[YOUR TASK] Extract the text of each entry below exactly, leaving every image behind.

[RECORDS FOR THIS TASK]
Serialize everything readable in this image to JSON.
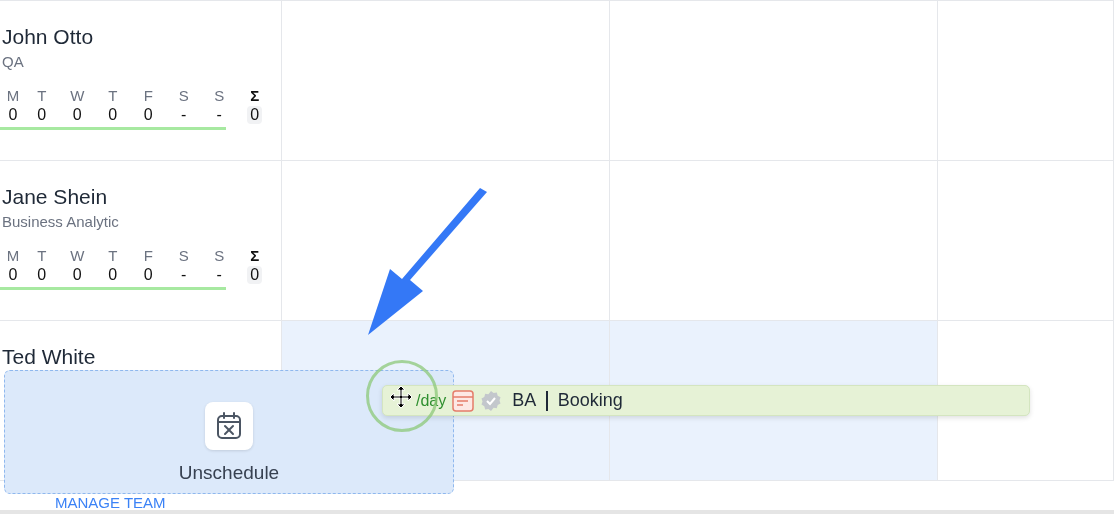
{
  "people": [
    {
      "name": "John Otto",
      "role": "QA",
      "days": [
        {
          "label": "M",
          "value": "0"
        },
        {
          "label": "T",
          "value": "0"
        },
        {
          "label": "W",
          "value": "0"
        },
        {
          "label": "T",
          "value": "0"
        },
        {
          "label": "F",
          "value": "0"
        },
        {
          "label": "S",
          "value": "-"
        },
        {
          "label": "S",
          "value": "-"
        }
      ],
      "sum_label": "Σ",
      "sum": "0",
      "cells": [
        {
          "highlighted": false
        },
        {
          "highlighted": false
        },
        {
          "highlighted": false
        }
      ]
    },
    {
      "name": "Jane Shein",
      "role": "Business Analytic",
      "days": [
        {
          "label": "M",
          "value": "0"
        },
        {
          "label": "T",
          "value": "0"
        },
        {
          "label": "W",
          "value": "0"
        },
        {
          "label": "T",
          "value": "0"
        },
        {
          "label": "F",
          "value": "0"
        },
        {
          "label": "S",
          "value": "-"
        },
        {
          "label": "S",
          "value": "-"
        }
      ],
      "sum_label": "Σ",
      "sum": "0",
      "cells": [
        {
          "highlighted": false
        },
        {
          "highlighted": false
        },
        {
          "highlighted": false
        }
      ]
    },
    {
      "name": "Ted White",
      "cells": [
        {
          "highlighted": true
        },
        {
          "highlighted": true
        },
        {
          "highlighted": false
        }
      ]
    }
  ],
  "manage_team": "MANAGE TEAM",
  "drop_zone": {
    "label": "Unschedule"
  },
  "drag_chip": {
    "hours": "/day",
    "project": "BA",
    "title": "Booking"
  }
}
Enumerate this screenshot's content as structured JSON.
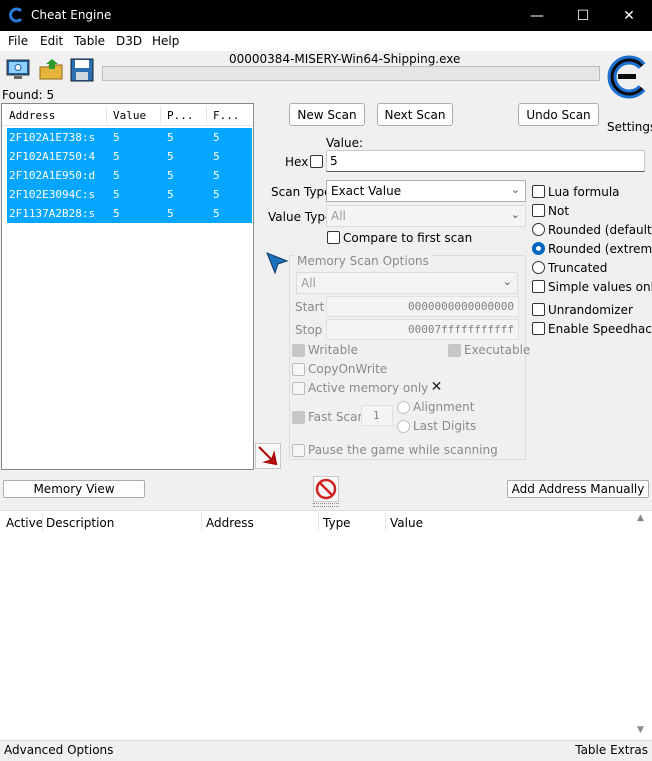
{
  "window": {
    "title": "Cheat Engine",
    "minimize": "—",
    "maximize": "☐",
    "close": "✕"
  },
  "menu": [
    "File",
    "Edit",
    "Table",
    "D3D",
    "Help"
  ],
  "process_name": "00000384-MISERY-Win64-Shipping.exe",
  "found_label": "Found: 5",
  "found_list": {
    "columns": [
      "Address",
      "Value",
      "P...",
      "F..."
    ],
    "rows": [
      [
        "2F102A1E738:s",
        "5",
        "5",
        "5"
      ],
      [
        "2F102A1E750:4",
        "5",
        "5",
        "5"
      ],
      [
        "2F102A1E950:d",
        "5",
        "5",
        "5"
      ],
      [
        "2F102E3094C:s",
        "5",
        "5",
        "5"
      ],
      [
        "2F1137A2B28:s",
        "5",
        "5",
        "5"
      ]
    ]
  },
  "buttons": {
    "new_scan": "New Scan",
    "next_scan": "Next Scan",
    "undo_scan": "Undo Scan",
    "memory_view": "Memory View",
    "add_address": "Add Address Manually"
  },
  "settings_label": "Settings",
  "value_label": "Value:",
  "hex_label": "Hex",
  "value_input": "5",
  "scan_type_label": "Scan Type",
  "scan_type_value": "Exact Value",
  "value_type_label": "Value Type",
  "value_type_value": "All",
  "compare_first": "Compare to first scan",
  "right_options": {
    "lua_formula": "Lua formula",
    "not": "Not",
    "rounded_default": "Rounded (default)",
    "rounded_extreme": "Rounded (extreme)",
    "truncated": "Truncated",
    "simple_values": "Simple values only",
    "unrandomizer": "Unrandomizer",
    "speedhack": "Enable Speedhack"
  },
  "memory_scan": {
    "title": "Memory Scan Options",
    "region": "All",
    "start_label": "Start",
    "start_value": "0000000000000000",
    "stop_label": "Stop",
    "stop_value": "00007fffffffffff",
    "writable": "Writable",
    "executable": "Executable",
    "copy_on_write": "CopyOnWrite",
    "active_memory": "Active memory only",
    "fast_scan": "Fast Scan",
    "fast_scan_value": "1",
    "alignment": "Alignment",
    "last_digits": "Last Digits",
    "pause_game": "Pause the game while scanning"
  },
  "address_list": {
    "columns": [
      "Active",
      "Description",
      "Address",
      "Type",
      "Value"
    ]
  },
  "status": {
    "left": "Advanced Options",
    "right": "Table Extras"
  },
  "colors": {
    "selection": "#05a6ff",
    "titlebar": "#000000",
    "accent": "#0067c0"
  }
}
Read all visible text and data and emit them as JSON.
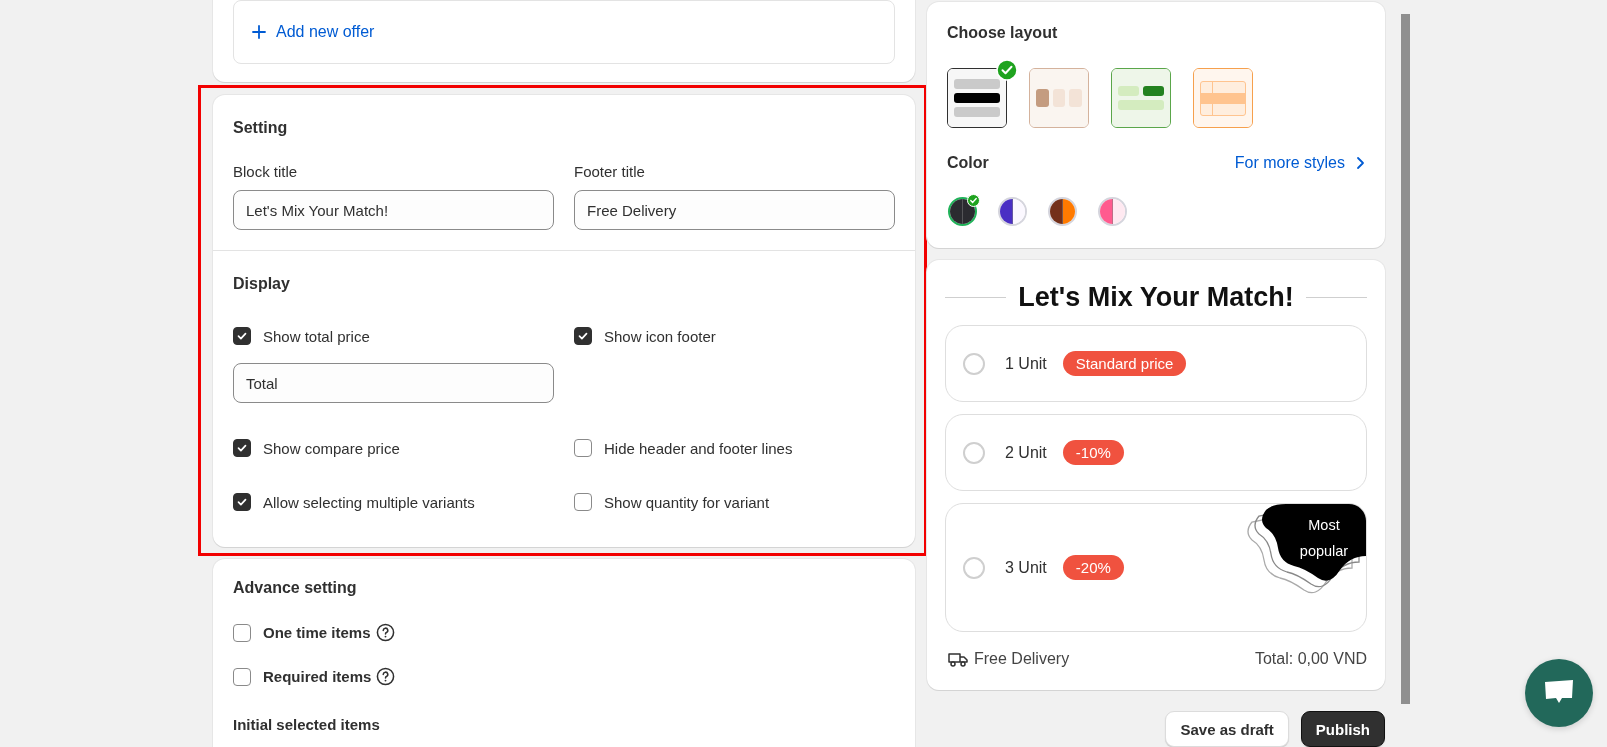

[COMPLETED EXERCISE]
Serialize everything readable in this image to JSON.
{
  "people": [
    {
      "name": "John Otto",
      "role": "QA",
      "days": [
        {
          "label": "M",
          "value": "0"
        },
        {
          "label": "T",
          "value": "0"
        },
        {
          "label": "W",
          "value": "0"
        },
        {
          "label": "T",
          "value": "0"
        },
        {
          "label": "F",
          "value": "0"
        },
        {
          "label": "S",
          "value": "-"
        },
        {
          "label": "S",
          "value": "-"
        }
      ],
      "sum_label": "Σ",
      "sum": "0",
      "cells": [
        {
          "highlighted": false
        },
        {
          "highlighted": false
        },
        {
          "highlighted": false
        }
      ]
    },
    {
      "name": "Jane Shein",
      "role": "Business Analytic",
      "days": [
        {
          "label": "M",
          "value": "0"
        },
        {
          "label": "T",
          "value": "0"
        },
        {
          "label": "W",
          "value": "0"
        },
        {
          "label": "T",
          "value": "0"
        },
        {
          "label": "F",
          "value": "0"
        },
        {
          "label": "S",
          "value": "-"
        },
        {
          "label": "S",
          "value": "-"
        }
      ],
      "sum_label": "Σ",
      "sum": "0",
      "cells": [
        {
          "highlighted": false
        },
        {
          "highlighted": false
        },
        {
          "highlighted": false
        }
      ]
    },
    {
      "name": "Ted White",
      "cells": [
        {
          "highlighted": true
        },
        {
          "highlighted": true
        },
        {
          "highlighted": false
        }
      ]
    }
  ],
  "manage_team": "MANAGE TEAM",
  "drop_zone": {
    "label": "Unschedule"
  },
  "drag_chip": {
    "hours": "/day",
    "project": "BA",
    "title": "Booking"
  }
}
Enumerate this screenshot's content as structured JSON.
{
  "window": {
    "title": "Cheat Engine",
    "minimize": "—",
    "maximize": "☐",
    "close": "✕"
  },
  "menu": [
    "File",
    "Edit",
    "Table",
    "D3D",
    "Help"
  ],
  "process_name": "00000384-MISERY-Win64-Shipping.exe",
  "found_label": "Found: 5",
  "found_list": {
    "columns": [
      "Address",
      "Value",
      "P...",
      "F..."
    ],
    "rows": [
      [
        "2F102A1E738:s",
        "5",
        "5",
        "5"
      ],
      [
        "2F102A1E750:4",
        "5",
        "5",
        "5"
      ],
      [
        "2F102A1E950:d",
        "5",
        "5",
        "5"
      ],
      [
        "2F102E3094C:s",
        "5",
        "5",
        "5"
      ],
      [
        "2F1137A2B28:s",
        "5",
        "5",
        "5"
      ]
    ]
  },
  "buttons": {
    "new_scan": "New Scan",
    "next_scan": "Next Scan",
    "undo_scan": "Undo Scan",
    "memory_view": "Memory View",
    "add_address": "Add Address Manually"
  },
  "settings_label": "Settings",
  "value_label": "Value:",
  "hex_label": "Hex",
  "value_input": "5",
  "scan_type_label": "Scan Type",
  "scan_type_value": "Exact Value",
  "value_type_label": "Value Type",
  "value_type_value": "All",
  "compare_first": "Compare to first scan",
  "right_options": {
    "lua_formula": "Lua formula",
    "not": "Not",
    "rounded_default": "Rounded (default)",
    "rounded_extreme": "Rounded (extreme)",
    "truncated": "Truncated",
    "simple_values": "Simple values only",
    "unrandomizer": "Unrandomizer",
    "speedhack": "Enable Speedhack"
  },
  "memory_scan": {
    "title": "Memory Scan Options",
    "region": "All",
    "start_label": "Start",
    "start_value": "0000000000000000",
    "stop_label": "Stop",
    "stop_value": "00007fffffffffff",
    "writable": "Writable",
    "executable": "Executable",
    "copy_on_write": "CopyOnWrite",
    "active_memory": "Active memory only",
    "fast_scan": "Fast Scan",
    "fast_scan_value": "1",
    "alignment": "Alignment",
    "last_digits": "Last Digits",
    "pause_game": "Pause the game while scanning"
  },
  "address_list": {
    "columns": [
      "Active",
      "Description",
      "Address",
      "Type",
      "Value"
    ]
  },
  "status": {
    "left": "Advanced Options",
    "right": "Table Extras"
  },
  "colors": {
    "selection": "#05a6ff",
    "titlebar": "#000000",
    "accent": "#0067c0"
  }
}
Read all visible text and data and emit them as JSON.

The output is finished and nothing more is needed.